— Given request —
Can you print the data exactly and leave out each image?

— Raw data —

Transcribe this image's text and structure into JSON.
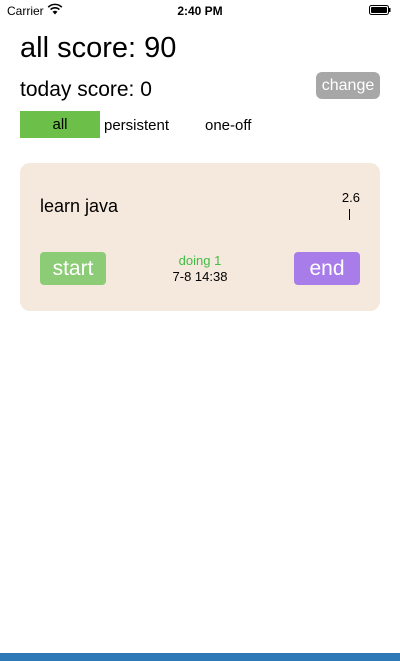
{
  "status_bar": {
    "carrier": "Carrier",
    "time": "2:40 PM",
    "icons": [
      "wifi-icon",
      "battery-icon"
    ]
  },
  "scores": {
    "all_score": "all score: 90",
    "today_score": "today score:  0",
    "change_label": "change"
  },
  "filters": {
    "all": "all",
    "persistent": "persistent",
    "one_off": "one-off",
    "selected": "all"
  },
  "task": {
    "title": "learn java",
    "points": "2.6",
    "status": "doing  1",
    "date": "7-8 14:38",
    "start_label": "start",
    "end_label": "end"
  },
  "colors": {
    "filter_active": "#6cc04a",
    "change_button": "#a7a7a7",
    "card_background": "#f5e8dc",
    "start_button": "#8dcc76",
    "end_button": "#a87de9",
    "status_text": "#42bd45",
    "bottom_bar": "#2d78b6"
  }
}
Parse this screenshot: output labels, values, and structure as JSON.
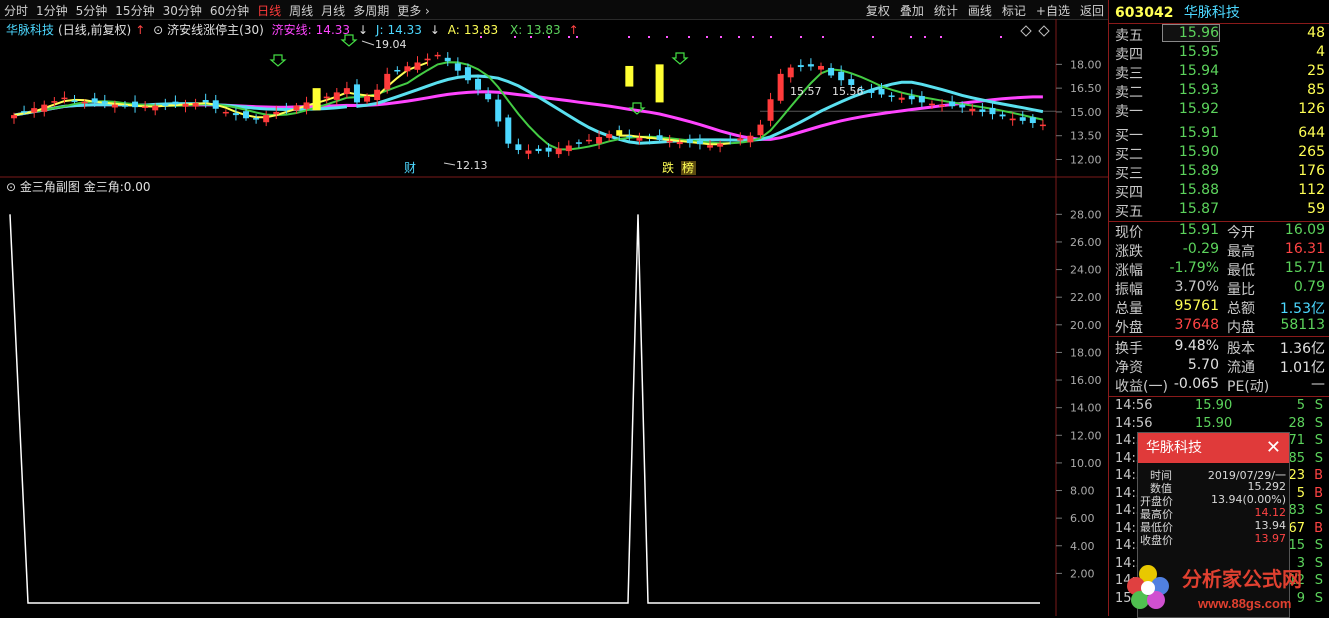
{
  "toolbar": {
    "periods": [
      "分时",
      "1分钟",
      "5分钟",
      "15分钟",
      "30分钟",
      "60分钟",
      "日线",
      "周线",
      "月线",
      "多周期",
      "更多"
    ],
    "active_period": "日线",
    "tools": [
      "复权",
      "叠加",
      "统计",
      "画线",
      "标记",
      "+自选",
      "返回"
    ]
  },
  "main_chart": {
    "stock_name": "华脉科技",
    "mode": "(日线,前复权)",
    "indicator_name": "济安线涨停主(30)",
    "jaxian_label": "济安线:",
    "jaxian_value": "14.33",
    "j_label": "J:",
    "j_value": "14.33",
    "a_label": "A:",
    "a_value": "13.83",
    "x_label": "X:",
    "x_value": "13.83",
    "y_ticks": [
      "18.00",
      "16.50",
      "15.00",
      "13.50",
      "12.00"
    ],
    "annotations": {
      "high": "19.04",
      "low": "12.13",
      "mid1": "15.57",
      "mid2": "15.56"
    },
    "markers": [
      "财",
      "跌",
      "榜"
    ]
  },
  "sub_chart": {
    "title": "金三角副图",
    "series_label": "金三角:",
    "series_value": "0.00",
    "y_ticks": [
      "28.00",
      "26.00",
      "24.00",
      "22.00",
      "20.00",
      "18.00",
      "16.00",
      "14.00",
      "12.00",
      "10.00",
      "8.00",
      "6.00",
      "4.00",
      "2.00"
    ],
    "spike_value": 28.0
  },
  "quote": {
    "code": "603042",
    "name": "华脉科技",
    "input_value": "15.96",
    "sell": [
      {
        "label": "卖五",
        "price": "15.96",
        "vol": "48"
      },
      {
        "label": "卖四",
        "price": "15.95",
        "vol": "4"
      },
      {
        "label": "卖三",
        "price": "15.94",
        "vol": "25"
      },
      {
        "label": "卖二",
        "price": "15.93",
        "vol": "85"
      },
      {
        "label": "卖一",
        "price": "15.92",
        "vol": "126"
      }
    ],
    "buy": [
      {
        "label": "买一",
        "price": "15.91",
        "vol": "644"
      },
      {
        "label": "买二",
        "price": "15.90",
        "vol": "265"
      },
      {
        "label": "买三",
        "price": "15.89",
        "vol": "176"
      },
      {
        "label": "买四",
        "price": "15.88",
        "vol": "112"
      },
      {
        "label": "买五",
        "price": "15.87",
        "vol": "59"
      }
    ],
    "stats": [
      {
        "l1": "现价",
        "v1": "15.91",
        "c1": "#5cd35c",
        "l2": "今开",
        "v2": "16.09",
        "c2": "#5cd35c"
      },
      {
        "l1": "涨跌",
        "v1": "-0.29",
        "c1": "#5cd35c",
        "l2": "最高",
        "v2": "16.31",
        "c2": "#ff4444"
      },
      {
        "l1": "涨幅",
        "v1": "-1.79%",
        "c1": "#5cd35c",
        "l2": "最低",
        "v2": "15.71",
        "c2": "#5cd35c"
      },
      {
        "l1": "振幅",
        "v1": "3.70%",
        "c1": "#c8c8c8",
        "l2": "量比",
        "v2": "0.79",
        "c2": "#5cd35c"
      },
      {
        "l1": "总量",
        "v1": "95761",
        "c1": "#ffff55",
        "l2": "总额",
        "v2": "1.53亿",
        "c2": "#4cd8ff"
      },
      {
        "l1": "外盘",
        "v1": "37648",
        "c1": "#ff4444",
        "l2": "内盘",
        "v2": "58113",
        "c2": "#5cd35c"
      }
    ],
    "stats2": [
      {
        "l1": "换手",
        "v1": "9.48%",
        "l2": "股本",
        "v2": "1.36亿"
      },
      {
        "l1": "净资",
        "v1": "5.70",
        "l2": "流通",
        "v2": "1.01亿"
      },
      {
        "l1": "收益(一)",
        "v1": "-0.065",
        "l2": "PE(动)",
        "v2": "—"
      }
    ],
    "ticks": [
      {
        "t": "14:56",
        "p": "15.90",
        "q": "5",
        "s": "S"
      },
      {
        "t": "14:56",
        "p": "15.90",
        "q": "28",
        "s": "S"
      },
      {
        "t": "14:56",
        "p": "15.90",
        "q": "71",
        "s": "S"
      },
      {
        "t": "14:56",
        "p": "15.90",
        "q": "85",
        "s": "S"
      },
      {
        "t": "14:57",
        "p": "15.91",
        "q": "23",
        "s": "B"
      },
      {
        "t": "14:57",
        "p": "15.91",
        "q": "5",
        "s": "B"
      },
      {
        "t": "14:57",
        "p": "15.90",
        "q": "83",
        "s": "S"
      },
      {
        "t": "14:57",
        "p": "15.91",
        "q": "67",
        "s": "B"
      },
      {
        "t": "14:58",
        "p": "15.91",
        "q": "15",
        "s": "S"
      },
      {
        "t": "14:58",
        "p": "15.91",
        "q": "3",
        "s": "S"
      },
      {
        "t": "14:59",
        "p": "15.91",
        "q": "12",
        "s": "S"
      },
      {
        "t": "15:00",
        "p": "15.91",
        "q": "9",
        "s": "S"
      }
    ]
  },
  "popup": {
    "title": "华脉科技",
    "rows": [
      {
        "k": "时间",
        "v": "2019/07/29/一",
        "c": "#d8d8d8"
      },
      {
        "k": "数值",
        "v": "15.292",
        "c": "#d8d8d8"
      },
      {
        "k": "开盘价",
        "v": "13.94(0.00%)",
        "c": "#d8d8d8"
      },
      {
        "k": "最高价",
        "v": "14.12",
        "c": "#ff4444"
      },
      {
        "k": "最低价",
        "v": "13.94",
        "c": "#d8d8d8"
      },
      {
        "k": "收盘价",
        "v": "13.97",
        "c": "#ff4444"
      }
    ]
  },
  "watermark": {
    "text": "分析家公式网",
    "url": "www.88gs.com"
  },
  "colors": {
    "up": "#ff3b3b",
    "down": "#4cd8ff",
    "ma_yellow": "#ffff55",
    "ma_magenta": "#ff44ff",
    "ma_cyan": "#5ae0f0",
    "ma_green": "#44cc44"
  }
}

— Answer in full —
Transcribe this image's text and structure into JSON.
{
  "status_bar": {
    "carrier": "Carrier",
    "time": "2:40 PM",
    "icons": [
      "wifi-icon",
      "battery-icon"
    ]
  },
  "scores": {
    "all_score": "all score: 90",
    "today_score": "today score:  0",
    "change_label": "change"
  },
  "filters": {
    "all": "all",
    "persistent": "persistent",
    "one_off": "one-off",
    "selected": "all"
  },
  "task": {
    "title": "learn java",
    "points": "2.6",
    "status": "doing  1",
    "date": "7-8 14:38",
    "start_label": "start",
    "end_label": "end"
  },
  "colors": {
    "filter_active": "#6cc04a",
    "change_button": "#a7a7a7",
    "card_background": "#f5e8dc",
    "start_button": "#8dcc76",
    "end_button": "#a87de9",
    "status_text": "#42bd45",
    "bottom_bar": "#2d78b6"
  }
}
Parse this screenshot: output labels, values, and structure as JSON.
{
  "toolbar": {
    "periods": [
      "分时",
      "1分钟",
      "5分钟",
      "15分钟",
      "30分钟",
      "60分钟",
      "日线",
      "周线",
      "月线",
      "多周期",
      "更多"
    ],
    "active_period": "日线",
    "tools": [
      "复权",
      "叠加",
      "统计",
      "画线",
      "标记",
      "+自选",
      "返回"
    ]
  },
  "main_chart": {
    "stock_name": "华脉科技",
    "mode": "(日线,前复权)",
    "indicator_name": "济安线涨停主(30)",
    "jaxian_label": "济安线:",
    "jaxian_value": "14.33",
    "j_label": "J:",
    "j_value": "14.33",
    "a_label": "A:",
    "a_value": "13.83",
    "x_label": "X:",
    "x_value": "13.83",
    "y_ticks": [
      "18.00",
      "16.50",
      "15.00",
      "13.50",
      "12.00"
    ],
    "annotations": {
      "high": "19.04",
      "low": "12.13",
      "mid1": "15.57",
      "mid2": "15.56"
    },
    "markers": [
      "财",
      "跌",
      "榜"
    ]
  },
  "sub_chart": {
    "title": "金三角副图",
    "series_label": "金三角:",
    "series_value": "0.00",
    "y_ticks": [
      "28.00",
      "26.00",
      "24.00",
      "22.00",
      "20.00",
      "18.00",
      "16.00",
      "14.00",
      "12.00",
      "10.00",
      "8.00",
      "6.00",
      "4.00",
      "2.00"
    ],
    "spike_value": 28.0
  },
  "quote": {
    "code": "603042",
    "name": "华脉科技",
    "input_value": "15.96",
    "sell": [
      {
        "label": "卖五",
        "price": "15.96",
        "vol": "48"
      },
      {
        "label": "卖四",
        "price": "15.95",
        "vol": "4"
      },
      {
        "label": "卖三",
        "price": "15.94",
        "vol": "25"
      },
      {
        "label": "卖二",
        "price": "15.93",
        "vol": "85"
      },
      {
        "label": "卖一",
        "price": "15.92",
        "vol": "126"
      }
    ],
    "buy": [
      {
        "label": "买一",
        "price": "15.91",
        "vol": "644"
      },
      {
        "label": "买二",
        "price": "15.90",
        "vol": "265"
      },
      {
        "label": "买三",
        "price": "15.89",
        "vol": "176"
      },
      {
        "label": "买四",
        "price": "15.88",
        "vol": "112"
      },
      {
        "label": "买五",
        "price": "15.87",
        "vol": "59"
      }
    ],
    "stats": [
      {
        "l1": "现价",
        "v1": "15.91",
        "c1": "#5cd35c",
        "l2": "今开",
        "v2": "16.09",
        "c2": "#5cd35c"
      },
      {
        "l1": "涨跌",
        "v1": "-0.29",
        "c1": "#5cd35c",
        "l2": "最高",
        "v2": "16.31",
        "c2": "#ff4444"
      },
      {
        "l1": "涨幅",
        "v1": "-1.79%",
        "c1": "#5cd35c",
        "l2": "最低",
        "v2": "15.71",
        "c2": "#5cd35c"
      },
      {
        "l1": "振幅",
        "v1": "3.70%",
        "c1": "#c8c8c8",
        "l2": "量比",
        "v2": "0.79",
        "c2": "#5cd35c"
      },
      {
        "l1": "总量",
        "v1": "95761",
        "c1": "#ffff55",
        "l2": "总额",
        "v2": "1.53亿",
        "c2": "#4cd8ff"
      },
      {
        "l1": "外盘",
        "v1": "37648",
        "c1": "#ff4444",
        "l2": "内盘",
        "v2": "58113",
        "c2": "#5cd35c"
      }
    ],
    "stats2": [
      {
        "l1": "换手",
        "v1": "9.48%",
        "l2": "股本",
        "v2": "1.36亿"
      },
      {
        "l1": "净资",
        "v1": "5.70",
        "l2": "流通",
        "v2": "1.01亿"
      },
      {
        "l1": "收益(一)",
        "v1": "-0.065",
        "l2": "PE(动)",
        "v2": "—"
      }
    ],
    "ticks": [
      {
        "t": "14:56",
        "p": "15.90",
        "q": "5",
        "s": "S"
      },
      {
        "t": "14:56",
        "p": "15.90",
        "q": "28",
        "s": "S"
      },
      {
        "t": "14:56",
        "p": "15.90",
        "q": "71",
        "s": "S"
      },
      {
        "t": "14:56",
        "p": "15.90",
        "q": "85",
        "s": "S"
      },
      {
        "t": "14:57",
        "p": "15.91",
        "q": "23",
        "s": "B"
      },
      {
        "t": "14:57",
        "p": "15.91",
        "q": "5",
        "s": "B"
      },
      {
        "t": "14:57",
        "p": "15.90",
        "q": "83",
        "s": "S"
      },
      {
        "t": "14:57",
        "p": "15.91",
        "q": "67",
        "s": "B"
      },
      {
        "t": "14:58",
        "p": "15.91",
        "q": "15",
        "s": "S"
      },
      {
        "t": "14:58",
        "p": "15.91",
        "q": "3",
        "s": "S"
      },
      {
        "t": "14:59",
        "p": "15.91",
        "q": "12",
        "s": "S"
      },
      {
        "t": "15:00",
        "p": "15.91",
        "q": "9",
        "s": "S"
      }
    ]
  },
  "popup": {
    "title": "华脉科技",
    "rows": [
      {
        "k": "时间",
        "v": "2019/07/29/一",
        "c": "#d8d8d8"
      },
      {
        "k": "数值",
        "v": "15.292",
        "c": "#d8d8d8"
      },
      {
        "k": "开盘价",
        "v": "13.94(0.00%)",
        "c": "#d8d8d8"
      },
      {
        "k": "最高价",
        "v": "14.12",
        "c": "#ff4444"
      },
      {
        "k": "最低价",
        "v": "13.94",
        "c": "#d8d8d8"
      },
      {
        "k": "收盘价",
        "v": "13.97",
        "c": "#ff4444"
      }
    ]
  },
  "watermark": {
    "text": "分析家公式网",
    "url": "www.88gs.com"
  },
  "colors": {
    "up": "#ff3b3b",
    "down": "#4cd8ff",
    "ma_yellow": "#ffff55",
    "ma_magenta": "#ff44ff",
    "ma_cyan": "#5ae0f0",
    "ma_green": "#44cc44"
  }
}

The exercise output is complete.